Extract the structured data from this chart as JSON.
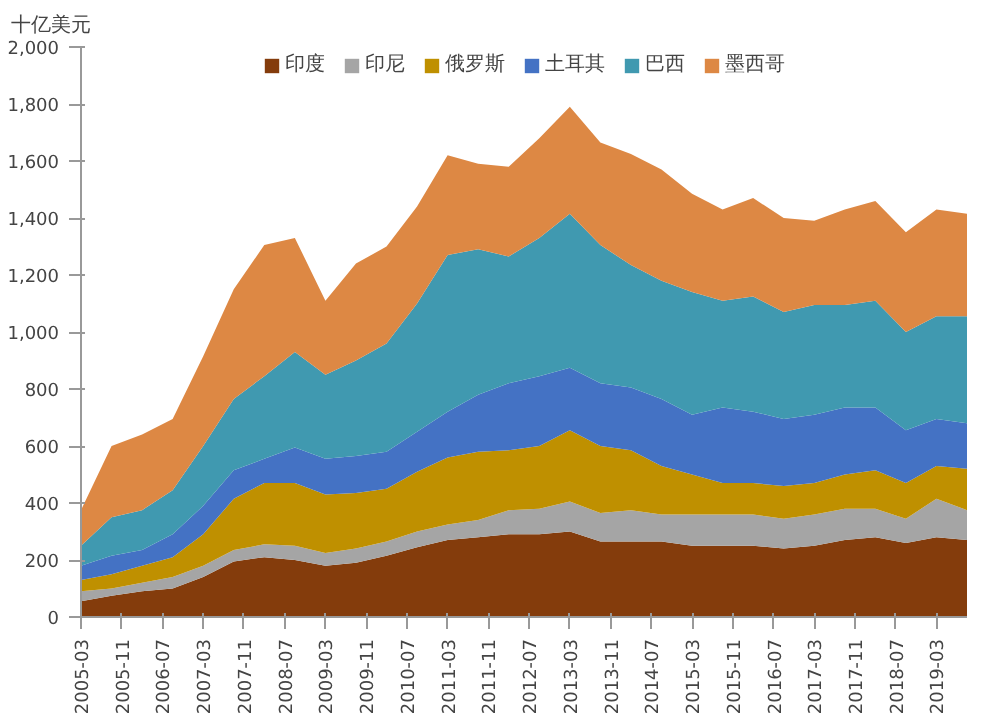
{
  "chart_data": {
    "type": "area",
    "stacked": true,
    "ylabel": "十亿美元",
    "legend": "top",
    "grid": false,
    "x": [
      "2005-03",
      "2005-09",
      "2006-03",
      "2006-09",
      "2007-03",
      "2007-09",
      "2008-03",
      "2008-09",
      "2009-03",
      "2009-09",
      "2010-03",
      "2010-09",
      "2011-03",
      "2011-09",
      "2012-03",
      "2012-09",
      "2013-03",
      "2013-09",
      "2014-03",
      "2014-09",
      "2015-03",
      "2015-09",
      "2016-03",
      "2016-09",
      "2017-03",
      "2017-09",
      "2018-03",
      "2018-09",
      "2019-03",
      "2019-09"
    ],
    "series": [
      {
        "name": "印度",
        "color": "#843c0c",
        "values": [
          55,
          75,
          90,
          100,
          140,
          195,
          210,
          200,
          180,
          190,
          215,
          245,
          270,
          280,
          290,
          290,
          300,
          265,
          265,
          265,
          250,
          250,
          250,
          240,
          250,
          270,
          280,
          260,
          280,
          270
        ]
      },
      {
        "name": "印尼",
        "color": "#a5a5a5",
        "values": [
          35,
          25,
          30,
          40,
          40,
          40,
          45,
          50,
          45,
          50,
          50,
          55,
          55,
          60,
          85,
          90,
          105,
          100,
          110,
          95,
          110,
          110,
          110,
          105,
          110,
          110,
          100,
          85,
          135,
          105
        ]
      },
      {
        "name": "俄罗斯",
        "color": "#bf9000",
        "values": [
          40,
          50,
          60,
          70,
          110,
          180,
          215,
          220,
          205,
          195,
          185,
          210,
          235,
          240,
          210,
          220,
          250,
          235,
          210,
          170,
          140,
          110,
          110,
          115,
          110,
          120,
          135,
          125,
          115,
          145
        ]
      },
      {
        "name": "土耳其",
        "color": "#4472c4",
        "values": [
          50,
          65,
          55,
          80,
          100,
          100,
          85,
          125,
          125,
          130,
          130,
          140,
          160,
          200,
          235,
          245,
          220,
          220,
          220,
          235,
          210,
          265,
          250,
          235,
          240,
          235,
          220,
          185,
          165,
          160
        ]
      },
      {
        "name": "巴西",
        "color": "#4099b0",
        "values": [
          70,
          135,
          140,
          155,
          210,
          250,
          290,
          335,
          295,
          335,
          380,
          450,
          550,
          510,
          445,
          485,
          540,
          485,
          430,
          415,
          430,
          375,
          405,
          375,
          385,
          360,
          375,
          345,
          360,
          375
        ]
      },
      {
        "name": "墨西哥",
        "color": "#dd8844",
        "values": [
          125,
          250,
          265,
          250,
          315,
          385,
          460,
          400,
          260,
          340,
          340,
          340,
          350,
          300,
          315,
          350,
          375,
          360,
          390,
          390,
          345,
          320,
          345,
          330,
          295,
          335,
          350,
          350,
          375,
          360
        ]
      }
    ],
    "xlim": [
      "2005-03",
      "2019-09"
    ],
    "xticks": [
      "2005-03",
      "2005-11",
      "2006-07",
      "2007-03",
      "2007-11",
      "2008-07",
      "2009-03",
      "2009-11",
      "2010-07",
      "2011-03",
      "2011-11",
      "2012-07",
      "2013-03",
      "2013-11",
      "2014-07",
      "2015-03",
      "2015-11",
      "2016-07",
      "2017-03",
      "2017-11",
      "2018-07",
      "2019-03"
    ],
    "ylim": [
      0,
      2000
    ],
    "yticks": [
      0,
      200,
      400,
      600,
      800,
      {
        "value": 1000,
        "label": "1,000"
      },
      {
        "value": 1200,
        "label": "1,200"
      },
      {
        "value": 1400,
        "label": "1,400"
      },
      {
        "value": 1600,
        "label": "1,600"
      },
      {
        "value": 1800,
        "label": "1,800"
      },
      {
        "value": 2000,
        "label": "2,000"
      }
    ]
  }
}
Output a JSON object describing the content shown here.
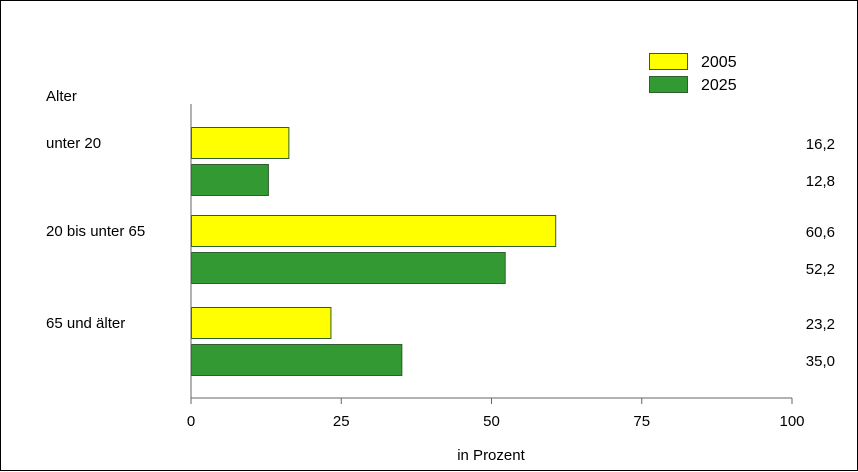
{
  "chart_data": {
    "type": "bar",
    "orientation": "horizontal",
    "title": "",
    "ylabel": "Alter",
    "xlabel": "in Prozent",
    "categories": [
      "unter 20",
      "20 bis unter 65",
      "65 und älter"
    ],
    "series": [
      {
        "name": "2005",
        "values": [
          16.2,
          60.6,
          23.2
        ],
        "value_labels": [
          "16,2",
          "60,6",
          "23,2"
        ],
        "color": "#ffff00"
      },
      {
        "name": "2025",
        "values": [
          12.8,
          52.2,
          35.0
        ],
        "value_labels": [
          "12,8",
          "52,2",
          "35,0"
        ],
        "color": "#339933"
      }
    ],
    "xlim": [
      0,
      100
    ],
    "xticks": [
      0,
      25,
      50,
      75,
      100
    ],
    "xtick_labels": [
      "0",
      "25",
      "50",
      "75",
      "100"
    ],
    "grid": false,
    "legend_position": "top-right",
    "bar_edge_color": "#2f5f2f",
    "axis_color": "#666666"
  }
}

PROBLEM TO WORK ON:
The entries above should be reproduced exactly, without their pictures.

PROBLEM SOLUTION:
Extract the structured data from this chart as JSON.
{
  "chart_data": {
    "type": "area",
    "stacked": true,
    "ylabel": "十亿美元",
    "legend": "top",
    "grid": false,
    "x": [
      "2005-03",
      "2005-09",
      "2006-03",
      "2006-09",
      "2007-03",
      "2007-09",
      "2008-03",
      "2008-09",
      "2009-03",
      "2009-09",
      "2010-03",
      "2010-09",
      "2011-03",
      "2011-09",
      "2012-03",
      "2012-09",
      "2013-03",
      "2013-09",
      "2014-03",
      "2014-09",
      "2015-03",
      "2015-09",
      "2016-03",
      "2016-09",
      "2017-03",
      "2017-09",
      "2018-03",
      "2018-09",
      "2019-03",
      "2019-09"
    ],
    "series": [
      {
        "name": "印度",
        "color": "#843c0c",
        "values": [
          55,
          75,
          90,
          100,
          140,
          195,
          210,
          200,
          180,
          190,
          215,
          245,
          270,
          280,
          290,
          290,
          300,
          265,
          265,
          265,
          250,
          250,
          250,
          240,
          250,
          270,
          280,
          260,
          280,
          270
        ]
      },
      {
        "name": "印尼",
        "color": "#a5a5a5",
        "values": [
          35,
          25,
          30,
          40,
          40,
          40,
          45,
          50,
          45,
          50,
          50,
          55,
          55,
          60,
          85,
          90,
          105,
          100,
          110,
          95,
          110,
          110,
          110,
          105,
          110,
          110,
          100,
          85,
          135,
          105
        ]
      },
      {
        "name": "俄罗斯",
        "color": "#bf9000",
        "values": [
          40,
          50,
          60,
          70,
          110,
          180,
          215,
          220,
          205,
          195,
          185,
          210,
          235,
          240,
          210,
          220,
          250,
          235,
          210,
          170,
          140,
          110,
          110,
          115,
          110,
          120,
          135,
          125,
          115,
          145
        ]
      },
      {
        "name": "土耳其",
        "color": "#4472c4",
        "values": [
          50,
          65,
          55,
          80,
          100,
          100,
          85,
          125,
          125,
          130,
          130,
          140,
          160,
          200,
          235,
          245,
          220,
          220,
          220,
          235,
          210,
          265,
          250,
          235,
          240,
          235,
          220,
          185,
          165,
          160
        ]
      },
      {
        "name": "巴西",
        "color": "#4099b0",
        "values": [
          70,
          135,
          140,
          155,
          210,
          250,
          290,
          335,
          295,
          335,
          380,
          450,
          550,
          510,
          445,
          485,
          540,
          485,
          430,
          415,
          430,
          375,
          405,
          375,
          385,
          360,
          375,
          345,
          360,
          375
        ]
      },
      {
        "name": "墨西哥",
        "color": "#dd8844",
        "values": [
          125,
          250,
          265,
          250,
          315,
          385,
          460,
          400,
          260,
          340,
          340,
          340,
          350,
          300,
          315,
          350,
          375,
          360,
          390,
          390,
          345,
          320,
          345,
          330,
          295,
          335,
          350,
          350,
          375,
          360
        ]
      }
    ],
    "xlim": [
      "2005-03",
      "2019-09"
    ],
    "xticks": [
      "2005-03",
      "2005-11",
      "2006-07",
      "2007-03",
      "2007-11",
      "2008-07",
      "2009-03",
      "2009-11",
      "2010-07",
      "2011-03",
      "2011-11",
      "2012-07",
      "2013-03",
      "2013-11",
      "2014-07",
      "2015-03",
      "2015-11",
      "2016-07",
      "2017-03",
      "2017-11",
      "2018-07",
      "2019-03"
    ],
    "ylim": [
      0,
      2000
    ],
    "yticks": [
      0,
      200,
      400,
      600,
      800,
      {
        "value": 1000,
        "label": "1,000"
      },
      {
        "value": 1200,
        "label": "1,200"
      },
      {
        "value": 1400,
        "label": "1,400"
      },
      {
        "value": 1600,
        "label": "1,600"
      },
      {
        "value": 1800,
        "label": "1,800"
      },
      {
        "value": 2000,
        "label": "2,000"
      }
    ]
  }
}
Output a JSON object describing the content shown here.
{
  "chart_data": {
    "type": "bar",
    "orientation": "horizontal",
    "title": "",
    "ylabel": "Alter",
    "xlabel": "in Prozent",
    "categories": [
      "unter 20",
      "20 bis unter 65",
      "65 und älter"
    ],
    "series": [
      {
        "name": "2005",
        "values": [
          16.2,
          60.6,
          23.2
        ],
        "value_labels": [
          "16,2",
          "60,6",
          "23,2"
        ],
        "color": "#ffff00"
      },
      {
        "name": "2025",
        "values": [
          12.8,
          52.2,
          35.0
        ],
        "value_labels": [
          "12,8",
          "52,2",
          "35,0"
        ],
        "color": "#339933"
      }
    ],
    "xlim": [
      0,
      100
    ],
    "xticks": [
      0,
      25,
      50,
      75,
      100
    ],
    "xtick_labels": [
      "0",
      "25",
      "50",
      "75",
      "100"
    ],
    "grid": false,
    "legend_position": "top-right",
    "bar_edge_color": "#2f5f2f",
    "axis_color": "#666666"
  }
}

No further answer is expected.